-- begin EXERCISE MATERIAL --
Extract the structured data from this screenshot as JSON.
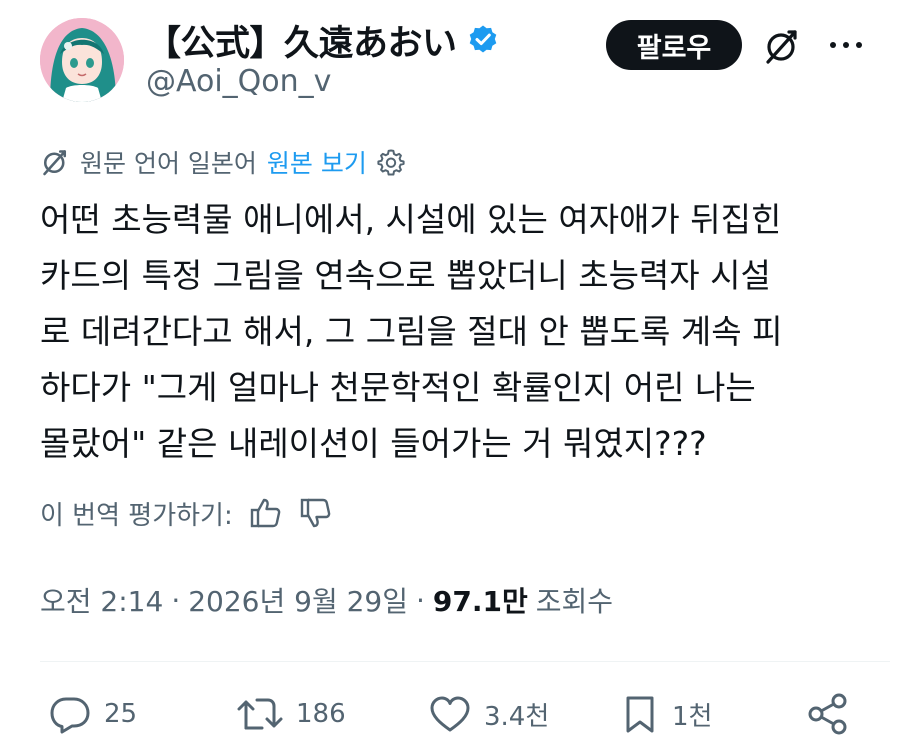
{
  "author": {
    "display_name": "【公式】久遠あおい",
    "handle": "@Aoi_Qon_v",
    "verified_icon": "verified-badge-icon",
    "avatar": "avatar-anime-character"
  },
  "header": {
    "follow_label": "팔로우",
    "translate_icon": "translate-icon",
    "more_icon": "more-icon"
  },
  "translation": {
    "source_label": "원문 언어 일본어",
    "show_original_label": "원본 보기",
    "settings_icon": "gear-icon"
  },
  "tweet": {
    "lines": [
      "어떤 초능력물 애니에서, 시설에 있는 여자애가 뒤집힌",
      "카드의 특정 그림을 연속으로 뽑았더니 초능력자 시설",
      "로 데려간다고 해서, 그 그림을 절대 안 뽑도록 계속 피",
      "하다가 \"그게 얼마나 천문학적인 확률인지 어린 나는",
      "몰랐어\" 같은 내레이션이 들어가는 거 뭐였지???"
    ]
  },
  "rating": {
    "label": "이 번역 평가하기:",
    "thumbs_up_icon": "thumbs-up-icon",
    "thumbs_down_icon": "thumbs-down-icon"
  },
  "meta": {
    "time": "오전 2:14",
    "separator": "·",
    "date": "2026년 9월 29일",
    "views_count": "97.1만",
    "views_label": "조회수"
  },
  "actions": {
    "replies": "25",
    "reposts": "186",
    "likes": "3.4천",
    "bookmarks": "1천"
  },
  "colors": {
    "accent": "#1d9bf0",
    "text": "#0f1419",
    "secondary": "#536471",
    "button": "#0f1419"
  }
}
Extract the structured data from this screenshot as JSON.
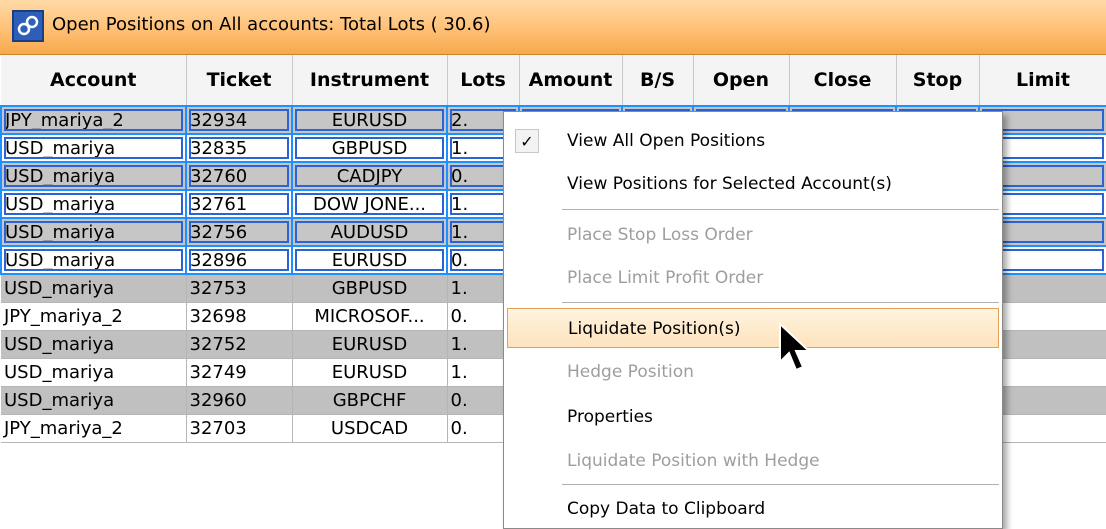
{
  "title": "Open Positions on All accounts: Total Lots ( 30.6)",
  "columns": [
    "Account",
    "Ticket",
    "Instrument",
    "Lots",
    "Amount",
    "B/S",
    "Open",
    "Close",
    "Stop",
    "Limit"
  ],
  "rows": [
    {
      "account": "JPY_mariya_2",
      "ticket": "32934",
      "instrument": "EURUSD",
      "lots": "2."
    },
    {
      "account": "USD_mariya",
      "ticket": "32835",
      "instrument": "GBPUSD",
      "lots": "1."
    },
    {
      "account": "USD_mariya",
      "ticket": "32760",
      "instrument": "CADJPY",
      "lots": "0."
    },
    {
      "account": "USD_mariya",
      "ticket": "32761",
      "instrument": "DOW JONE...",
      "lots": "1."
    },
    {
      "account": "USD_mariya",
      "ticket": "32756",
      "instrument": "AUDUSD",
      "lots": "1."
    },
    {
      "account": "USD_mariya",
      "ticket": "32896",
      "instrument": "EURUSD",
      "lots": "0."
    },
    {
      "account": "USD_mariya",
      "ticket": "32753",
      "instrument": "GBPUSD",
      "lots": "1."
    },
    {
      "account": "JPY_mariya_2",
      "ticket": "32698",
      "instrument": "MICROSOF...",
      "lots": "0."
    },
    {
      "account": "USD_mariya",
      "ticket": "32752",
      "instrument": "EURUSD",
      "lots": "1."
    },
    {
      "account": "USD_mariya",
      "ticket": "32749",
      "instrument": "EURUSD",
      "lots": "1."
    },
    {
      "account": "USD_mariya",
      "ticket": "32960",
      "instrument": "GBPCHF",
      "lots": "0."
    },
    {
      "account": "JPY_mariya_2",
      "ticket": "32703",
      "instrument": "USDCAD",
      "lots": "0."
    }
  ],
  "menu": {
    "check_mark": "✓",
    "items": [
      {
        "label": "View All Open Positions",
        "enabled": true,
        "checked": true
      },
      {
        "label": "View Positions for Selected Account(s)",
        "enabled": true
      },
      {
        "label": "Place Stop Loss Order",
        "enabled": false
      },
      {
        "label": "Place Limit Profit Order",
        "enabled": false
      },
      {
        "label": "Liquidate Position(s)",
        "enabled": true,
        "highlighted": true
      },
      {
        "label": "Hedge Position",
        "enabled": false
      },
      {
        "label": "Properties",
        "enabled": true
      },
      {
        "label": "Liquidate Position with Hedge",
        "enabled": false
      },
      {
        "label": "Copy Data to Clipboard",
        "enabled": true
      }
    ]
  },
  "colors": {
    "title_bar": "#ffc27a",
    "row_alt": "#c0c0c0",
    "selection_border": "#1e90ff",
    "menu_highlight": "#fde3bd"
  },
  "icons": {
    "title": "link-chain-icon",
    "cursor": "arrow-cursor-icon"
  }
}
-- end EXERCISE MATERIAL --
» **EXERCISE PROMPT**
The pictures should not be reproduced; quote all of the other material exactly.

» **TASK SOLUTION**
Extract the structured data from this screenshot as JSON.
{
  "author": {
    "display_name": "【公式】久遠あおい",
    "handle": "@Aoi_Qon_v",
    "verified_icon": "verified-badge-icon",
    "avatar": "avatar-anime-character"
  },
  "header": {
    "follow_label": "팔로우",
    "translate_icon": "translate-icon",
    "more_icon": "more-icon"
  },
  "translation": {
    "source_label": "원문 언어 일본어",
    "show_original_label": "원본 보기",
    "settings_icon": "gear-icon"
  },
  "tweet": {
    "lines": [
      "어떤 초능력물 애니에서, 시설에 있는 여자애가 뒤집힌",
      "카드의 특정 그림을 연속으로 뽑았더니 초능력자 시설",
      "로 데려간다고 해서, 그 그림을 절대 안 뽑도록 계속 피",
      "하다가 \"그게 얼마나 천문학적인 확률인지 어린 나는",
      "몰랐어\" 같은 내레이션이 들어가는 거 뭐였지???"
    ]
  },
  "rating": {
    "label": "이 번역 평가하기:",
    "thumbs_up_icon": "thumbs-up-icon",
    "thumbs_down_icon": "thumbs-down-icon"
  },
  "meta": {
    "time": "오전 2:14",
    "separator": "·",
    "date": "2026년 9월 29일",
    "views_count": "97.1만",
    "views_label": "조회수"
  },
  "actions": {
    "replies": "25",
    "reposts": "186",
    "likes": "3.4천",
    "bookmarks": "1천"
  },
  "colors": {
    "accent": "#1d9bf0",
    "text": "#0f1419",
    "secondary": "#536471",
    "button": "#0f1419"
  }
}
Extract the structured data from this screenshot as JSON.
{
  "title": "Open Positions on All accounts: Total Lots ( 30.6)",
  "columns": [
    "Account",
    "Ticket",
    "Instrument",
    "Lots",
    "Amount",
    "B/S",
    "Open",
    "Close",
    "Stop",
    "Limit"
  ],
  "rows": [
    {
      "account": "JPY_mariya_2",
      "ticket": "32934",
      "instrument": "EURUSD",
      "lots": "2."
    },
    {
      "account": "USD_mariya",
      "ticket": "32835",
      "instrument": "GBPUSD",
      "lots": "1."
    },
    {
      "account": "USD_mariya",
      "ticket": "32760",
      "instrument": "CADJPY",
      "lots": "0."
    },
    {
      "account": "USD_mariya",
      "ticket": "32761",
      "instrument": "DOW JONE...",
      "lots": "1."
    },
    {
      "account": "USD_mariya",
      "ticket": "32756",
      "instrument": "AUDUSD",
      "lots": "1."
    },
    {
      "account": "USD_mariya",
      "ticket": "32896",
      "instrument": "EURUSD",
      "lots": "0."
    },
    {
      "account": "USD_mariya",
      "ticket": "32753",
      "instrument": "GBPUSD",
      "lots": "1."
    },
    {
      "account": "JPY_mariya_2",
      "ticket": "32698",
      "instrument": "MICROSOF...",
      "lots": "0."
    },
    {
      "account": "USD_mariya",
      "ticket": "32752",
      "instrument": "EURUSD",
      "lots": "1."
    },
    {
      "account": "USD_mariya",
      "ticket": "32749",
      "instrument": "EURUSD",
      "lots": "1."
    },
    {
      "account": "USD_mariya",
      "ticket": "32960",
      "instrument": "GBPCHF",
      "lots": "0."
    },
    {
      "account": "JPY_mariya_2",
      "ticket": "32703",
      "instrument": "USDCAD",
      "lots": "0."
    }
  ],
  "menu": {
    "check_mark": "✓",
    "items": [
      {
        "label": "View All Open Positions",
        "enabled": true,
        "checked": true
      },
      {
        "label": "View Positions for Selected Account(s)",
        "enabled": true
      },
      {
        "label": "Place Stop Loss Order",
        "enabled": false
      },
      {
        "label": "Place Limit Profit Order",
        "enabled": false
      },
      {
        "label": "Liquidate Position(s)",
        "enabled": true,
        "highlighted": true
      },
      {
        "label": "Hedge Position",
        "enabled": false
      },
      {
        "label": "Properties",
        "enabled": true
      },
      {
        "label": "Liquidate Position with Hedge",
        "enabled": false
      },
      {
        "label": "Copy Data to Clipboard",
        "enabled": true
      }
    ]
  },
  "colors": {
    "title_bar": "#ffc27a",
    "row_alt": "#c0c0c0",
    "selection_border": "#1e90ff",
    "menu_highlight": "#fde3bd"
  },
  "icons": {
    "title": "link-chain-icon",
    "cursor": "arrow-cursor-icon"
  }
}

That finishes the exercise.